* **What is needed**
Arrange every line of the records below as a numbered list, skipping blank lines. Leave the pictures out of your answer.

□ □ □ □ □

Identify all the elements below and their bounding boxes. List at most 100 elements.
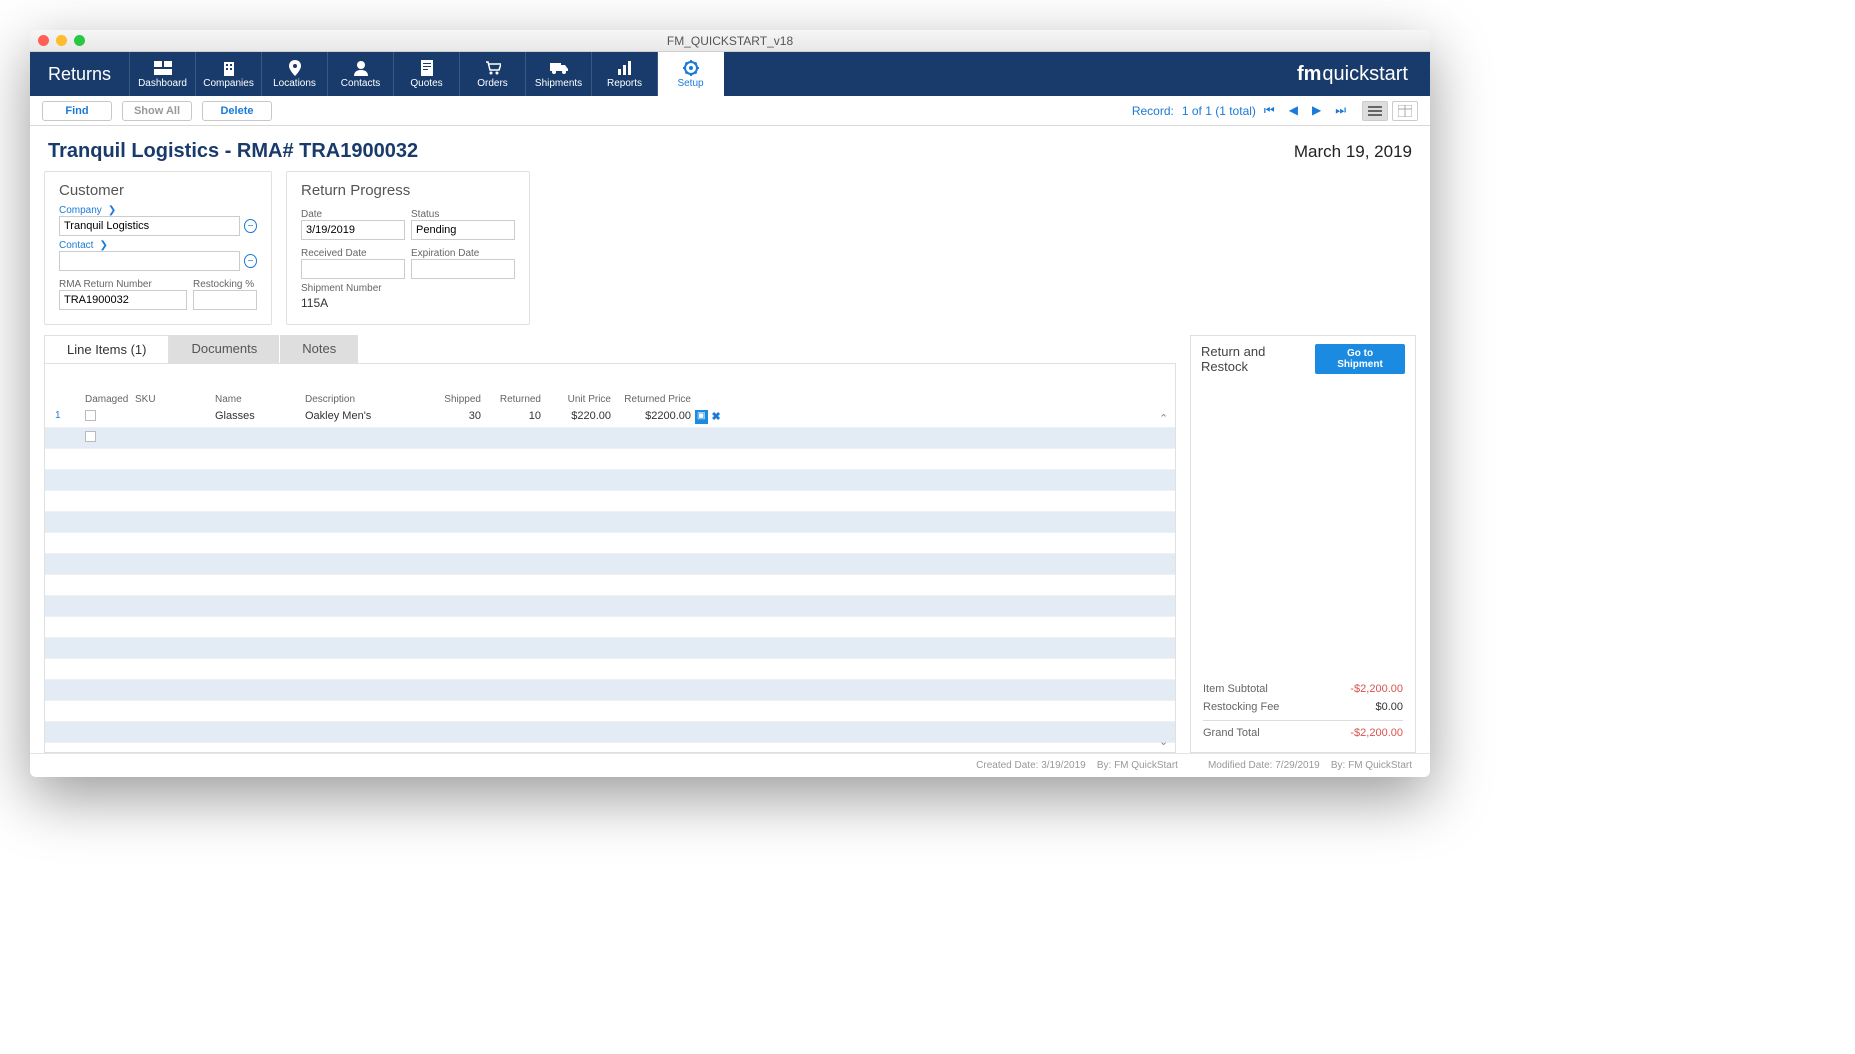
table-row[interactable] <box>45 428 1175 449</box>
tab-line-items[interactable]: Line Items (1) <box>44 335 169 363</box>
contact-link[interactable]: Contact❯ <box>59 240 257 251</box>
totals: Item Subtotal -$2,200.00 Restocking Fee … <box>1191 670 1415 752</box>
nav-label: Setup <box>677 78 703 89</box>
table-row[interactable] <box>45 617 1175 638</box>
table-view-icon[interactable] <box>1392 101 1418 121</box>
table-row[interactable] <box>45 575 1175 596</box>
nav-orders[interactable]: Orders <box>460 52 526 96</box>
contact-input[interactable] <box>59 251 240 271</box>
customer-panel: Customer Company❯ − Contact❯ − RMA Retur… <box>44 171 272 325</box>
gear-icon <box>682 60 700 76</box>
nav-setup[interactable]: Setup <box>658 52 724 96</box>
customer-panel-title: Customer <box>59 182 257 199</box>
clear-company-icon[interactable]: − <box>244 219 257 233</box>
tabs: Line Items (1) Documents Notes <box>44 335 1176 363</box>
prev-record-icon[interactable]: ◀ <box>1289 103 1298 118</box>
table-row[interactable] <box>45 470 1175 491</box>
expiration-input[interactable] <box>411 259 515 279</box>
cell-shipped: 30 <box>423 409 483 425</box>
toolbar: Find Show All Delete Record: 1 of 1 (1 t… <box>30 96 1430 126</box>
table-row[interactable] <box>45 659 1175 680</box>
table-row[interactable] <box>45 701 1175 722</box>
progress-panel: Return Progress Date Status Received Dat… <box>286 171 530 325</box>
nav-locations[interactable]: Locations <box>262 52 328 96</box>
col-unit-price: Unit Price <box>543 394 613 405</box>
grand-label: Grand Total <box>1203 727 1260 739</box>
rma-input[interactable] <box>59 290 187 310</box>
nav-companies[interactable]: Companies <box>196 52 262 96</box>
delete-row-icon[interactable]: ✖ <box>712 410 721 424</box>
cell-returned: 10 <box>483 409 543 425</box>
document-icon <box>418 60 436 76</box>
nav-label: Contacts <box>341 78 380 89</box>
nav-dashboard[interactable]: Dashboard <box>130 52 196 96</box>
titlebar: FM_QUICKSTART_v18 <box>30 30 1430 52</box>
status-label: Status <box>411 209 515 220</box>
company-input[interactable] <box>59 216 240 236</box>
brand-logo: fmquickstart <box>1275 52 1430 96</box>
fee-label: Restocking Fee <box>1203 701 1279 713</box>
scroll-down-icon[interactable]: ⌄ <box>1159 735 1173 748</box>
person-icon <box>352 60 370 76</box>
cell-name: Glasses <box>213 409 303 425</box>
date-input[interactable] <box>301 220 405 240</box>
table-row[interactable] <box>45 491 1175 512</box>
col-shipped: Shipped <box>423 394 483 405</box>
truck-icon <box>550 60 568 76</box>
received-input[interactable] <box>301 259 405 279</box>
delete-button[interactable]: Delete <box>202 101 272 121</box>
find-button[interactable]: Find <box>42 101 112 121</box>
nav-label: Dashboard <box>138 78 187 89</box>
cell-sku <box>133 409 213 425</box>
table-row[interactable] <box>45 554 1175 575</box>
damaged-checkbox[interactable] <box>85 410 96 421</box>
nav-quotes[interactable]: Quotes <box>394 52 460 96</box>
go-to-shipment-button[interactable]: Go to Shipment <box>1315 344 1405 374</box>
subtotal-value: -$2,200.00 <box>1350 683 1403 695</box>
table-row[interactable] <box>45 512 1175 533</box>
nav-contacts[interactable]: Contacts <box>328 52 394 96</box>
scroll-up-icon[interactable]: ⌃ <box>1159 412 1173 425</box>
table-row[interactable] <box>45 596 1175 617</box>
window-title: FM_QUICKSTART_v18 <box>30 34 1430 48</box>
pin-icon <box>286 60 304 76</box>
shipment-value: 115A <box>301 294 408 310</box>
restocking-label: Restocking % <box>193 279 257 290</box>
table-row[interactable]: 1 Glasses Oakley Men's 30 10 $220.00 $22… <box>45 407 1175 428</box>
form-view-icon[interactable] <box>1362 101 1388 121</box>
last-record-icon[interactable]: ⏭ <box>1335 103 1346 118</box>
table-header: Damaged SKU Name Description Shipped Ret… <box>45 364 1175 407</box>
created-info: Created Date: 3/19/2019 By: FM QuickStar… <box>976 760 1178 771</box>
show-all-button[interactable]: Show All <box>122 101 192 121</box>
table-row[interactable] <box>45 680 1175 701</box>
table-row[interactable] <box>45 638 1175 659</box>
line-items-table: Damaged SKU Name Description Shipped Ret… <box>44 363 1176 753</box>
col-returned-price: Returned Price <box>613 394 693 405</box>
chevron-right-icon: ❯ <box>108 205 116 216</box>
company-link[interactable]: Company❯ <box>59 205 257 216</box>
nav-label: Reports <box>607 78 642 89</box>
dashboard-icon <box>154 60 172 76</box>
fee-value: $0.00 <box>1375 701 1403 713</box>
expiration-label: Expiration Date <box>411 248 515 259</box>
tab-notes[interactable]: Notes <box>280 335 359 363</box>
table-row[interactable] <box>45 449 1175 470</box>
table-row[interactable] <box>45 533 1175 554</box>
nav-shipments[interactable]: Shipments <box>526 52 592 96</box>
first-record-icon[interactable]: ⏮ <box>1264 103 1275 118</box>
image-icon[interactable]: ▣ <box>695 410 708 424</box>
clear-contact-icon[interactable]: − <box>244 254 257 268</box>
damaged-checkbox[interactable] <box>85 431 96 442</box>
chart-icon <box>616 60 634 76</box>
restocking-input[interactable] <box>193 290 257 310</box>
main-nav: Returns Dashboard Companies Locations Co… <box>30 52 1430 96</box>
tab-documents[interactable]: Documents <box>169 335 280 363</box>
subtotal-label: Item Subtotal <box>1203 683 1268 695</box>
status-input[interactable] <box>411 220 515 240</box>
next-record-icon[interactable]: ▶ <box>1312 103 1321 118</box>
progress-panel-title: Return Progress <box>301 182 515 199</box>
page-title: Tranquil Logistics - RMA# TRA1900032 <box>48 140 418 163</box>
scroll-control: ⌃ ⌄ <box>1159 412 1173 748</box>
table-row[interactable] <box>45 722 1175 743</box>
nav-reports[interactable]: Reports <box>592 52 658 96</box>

□ □ □ □ □

* **Solution to this exercise**
1. Identify all the elements below and their bounding boxes. List at most 100 elements.
2. table-row[interactable] <box>45 428 1175 449</box>
3. tab-line-items[interactable]: Line Items (1) <box>44 335 169 363</box>
4. contact-link[interactable]: Contact❯ <box>59 240 257 251</box>
5. totals: Item Subtotal -$2,200.00 Restocking Fee … <box>1191 670 1415 752</box>
6. nav-label: Setup <box>677 78 703 89</box>
7. table-row[interactable] <box>45 617 1175 638</box>
8. table-view-icon[interactable] <box>1392 101 1418 121</box>
9. table-row[interactable] <box>45 575 1175 596</box>
10. nav-orders[interactable]: Orders <box>460 52 526 96</box>
11. contact-input[interactable] <box>59 251 240 271</box>
12. customer-panel: Customer Company❯ − Contact❯ − RMA Retur… <box>44 171 272 325</box>
13. gear-icon <box>682 60 700 76</box>
14. nav-setup[interactable]: Setup <box>658 52 724 96</box>
15. customer-panel-title: Customer <box>59 182 257 199</box>
16. clear-company-icon[interactable]: − <box>244 219 257 233</box>
17. tabs: Line Items (1) Documents Notes <box>44 335 1176 363</box>
18. prev-record-icon[interactable]: ◀ <box>1289 103 1298 118</box>
19. table-row[interactable] <box>45 470 1175 491</box>
20. expiration-input[interactable] <box>411 259 515 279</box>
21. cell-shipped: 30 <box>423 409 483 425</box>
22. toolbar: Find Show All Delete Record: 1 of 1 (1 t… <box>30 96 1430 126</box>
23. table-row[interactable] <box>45 659 1175 680</box>
24. table-row[interactable] <box>45 701 1175 722</box>
25. progress-panel: Return Progress Date Status Received Dat… <box>286 171 530 325</box>
26. nav-locations[interactable]: Locations <box>262 52 328 96</box>
27. col-unit-price: Unit Price <box>543 394 613 405</box>
28. grand-label: Grand Total <box>1203 727 1260 739</box>
29. rma-input[interactable] <box>59 290 187 310</box>
30. nav-companies[interactable]: Companies <box>196 52 262 96</box>
31. delete-row-icon[interactable]: ✖ <box>712 410 721 424</box>
32. cell-returned: 10 <box>483 409 543 425</box>
33. document-icon <box>418 60 436 76</box>
34. nav-label: Contacts <box>341 78 380 89</box>
35. nav-dashboard[interactable]: Dashboard <box>130 52 196 96</box>
36. titlebar: FM_QUICKSTART_v18 <box>30 30 1430 52</box>
37. status-label: Status <box>411 209 515 220</box>
38. company-input[interactable] <box>59 216 240 236</box>
39. brand-logo: fmquickstart <box>1275 52 1430 96</box>
40. fee-label: Restocking Fee <box>1203 701 1279 713</box>
41. scroll-down-icon[interactable]: ⌄ <box>1159 735 1173 748</box>
42. person-icon <box>352 60 370 76</box>
43. cell-name: Glasses <box>213 409 303 425</box>
44. date-input[interactable] <box>301 220 405 240</box>
45. table-row[interactable] <box>45 491 1175 512</box>
46. col-shipped: Shipped <box>423 394 483 405</box>
47. truck-icon <box>550 60 568 76</box>
48. received-input[interactable] <box>301 259 405 279</box>
49. delete-button[interactable]: Delete <box>202 101 272 121</box>
50. find-button[interactable]: Find <box>42 101 112 121</box>
51. nav-label: Dashboard <box>138 78 187 89</box>
52. cell-sku <box>133 409 213 425</box>
53. table-row[interactable] <box>45 554 1175 575</box>
54. damaged-checkbox[interactable] <box>85 410 96 421</box>
55. nav-quotes[interactable]: Quotes <box>394 52 460 96</box>
56. go-to-shipment-button[interactable]: Go to Shipment <box>1315 344 1405 374</box>
57. subtotal-value: -$2,200.00 <box>1350 683 1403 695</box>
58. table-row[interactable] <box>45 512 1175 533</box>
59. nav-contacts[interactable]: Contacts <box>328 52 394 96</box>
60. scroll-up-icon[interactable]: ⌃ <box>1159 412 1173 425</box>
61. table-row[interactable] <box>45 596 1175 617</box>
62. window-title: FM_QUICKSTART_v18 <box>30 34 1430 48</box>
63. pin-icon <box>286 60 304 76</box>
64. shipment-value: 115A <box>301 294 408 310</box>
65. restocking-label: Restocking % <box>193 279 257 290</box>
66. table-row[interactable]: 1 Glasses Oakley Men's 30 10 $220.00 $22… <box>45 407 1175 428</box>
67. form-view-icon[interactable] <box>1362 101 1388 121</box>
68. last-record-icon[interactable]: ⏭ <box>1335 103 1346 118</box>
69. table-header: Damaged SKU Name Description Shipped Ret… <box>45 364 1175 407</box>
70. created-info: Created Date: 3/19/2019 By: FM QuickStar… <box>976 760 1178 771</box>
71. show-all-button[interactable]: Show All <box>122 101 192 121</box>
72. table-row[interactable] <box>45 680 1175 701</box>
73. table-row[interactable] <box>45 638 1175 659</box>
74. line-items-table: Damaged SKU Name Description Shipped Ret… <box>44 363 1176 753</box>
75. col-returned-price: Returned Price <box>613 394 693 405</box>
76. chevron-right-icon: ❯ <box>108 205 116 216</box>
77. company-link[interactable]: Company❯ <box>59 205 257 216</box>
78. nav-label: Reports <box>607 78 642 89</box>
79. dashboard-icon <box>154 60 172 76</box>
80. fee-value: $0.00 <box>1375 701 1403 713</box>
81. expiration-label: Expiration Date <box>411 248 515 259</box>
82. tab-notes[interactable]: Notes <box>280 335 359 363</box>
83. table-row[interactable] <box>45 449 1175 470</box>
84. table-row[interactable] <box>45 533 1175 554</box>
85. nav-shipments[interactable]: Shipments <box>526 52 592 96</box>
86. first-record-icon[interactable]: ⏮ <box>1264 103 1275 118</box>
87. image-icon[interactable]: ▣ <box>695 410 708 424</box>
88. clear-contact-icon[interactable]: − <box>244 254 257 268</box>
89. damaged-checkbox[interactable] <box>85 431 96 442</box>
90. chart-icon <box>616 60 634 76</box>
91. restocking-input[interactable] <box>193 290 257 310</box>
92. main-nav: Returns Dashboard Companies Locations Co… <box>30 52 1430 96</box>
93. tab-documents[interactable]: Documents <box>169 335 280 363</box>
94. subtotal-label: Item Subtotal <box>1203 683 1268 695</box>
95. status-input[interactable] <box>411 220 515 240</box>
96. next-record-icon[interactable]: ▶ <box>1312 103 1321 118</box>
97. progress-panel-title: Return Progress <box>301 182 515 199</box>
98. page-title: Tranquil Logistics - RMA# TRA1900032 <box>48 140 418 163</box>
99. scroll-control: ⌃ ⌄ <box>1159 412 1173 748</box>
100. table-row[interactable] <box>45 722 1175 743</box>
101. nav-reports[interactable]: Reports <box>592 52 658 96</box>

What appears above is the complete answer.